» **Written request**
From the records below, extract all the text exactly and leave the images behind.

•••

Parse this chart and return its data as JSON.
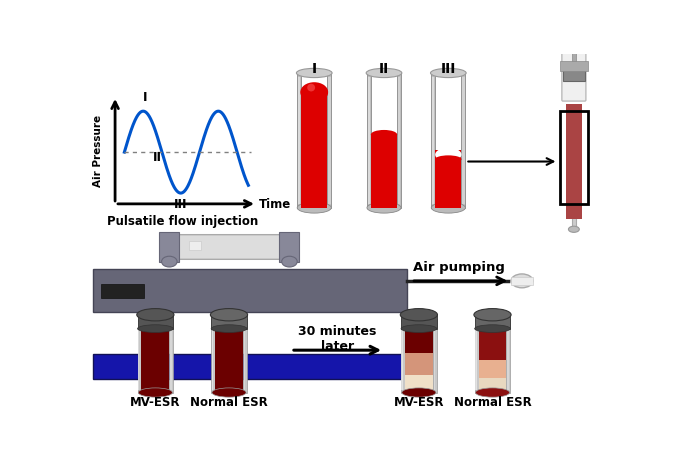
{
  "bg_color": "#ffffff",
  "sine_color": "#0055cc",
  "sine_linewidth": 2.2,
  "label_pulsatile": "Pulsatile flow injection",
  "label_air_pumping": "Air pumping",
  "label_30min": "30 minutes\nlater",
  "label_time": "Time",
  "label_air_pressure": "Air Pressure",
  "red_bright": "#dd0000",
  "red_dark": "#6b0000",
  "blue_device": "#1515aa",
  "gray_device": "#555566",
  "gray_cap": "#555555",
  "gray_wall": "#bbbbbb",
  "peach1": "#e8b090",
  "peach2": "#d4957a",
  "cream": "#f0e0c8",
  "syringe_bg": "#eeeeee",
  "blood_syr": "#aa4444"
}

•••

» **Correct result**
Parse this chart and return its data as JSON.
{
  "bg_color": "#ffffff",
  "sine_color": "#0055cc",
  "sine_linewidth": 2.2,
  "label_pulsatile": "Pulsatile flow injection",
  "label_air_pumping": "Air pumping",
  "label_30min": "30 minutes\nlater",
  "label_time": "Time",
  "label_air_pressure": "Air Pressure",
  "red_bright": "#dd0000",
  "red_dark": "#6b0000",
  "blue_device": "#1515aa",
  "gray_device": "#555566",
  "gray_cap": "#555555",
  "gray_wall": "#bbbbbb",
  "peach1": "#e8b090",
  "peach2": "#d4957a",
  "cream": "#f0e0c8",
  "syringe_bg": "#eeeeee",
  "blood_syr": "#aa4444"
}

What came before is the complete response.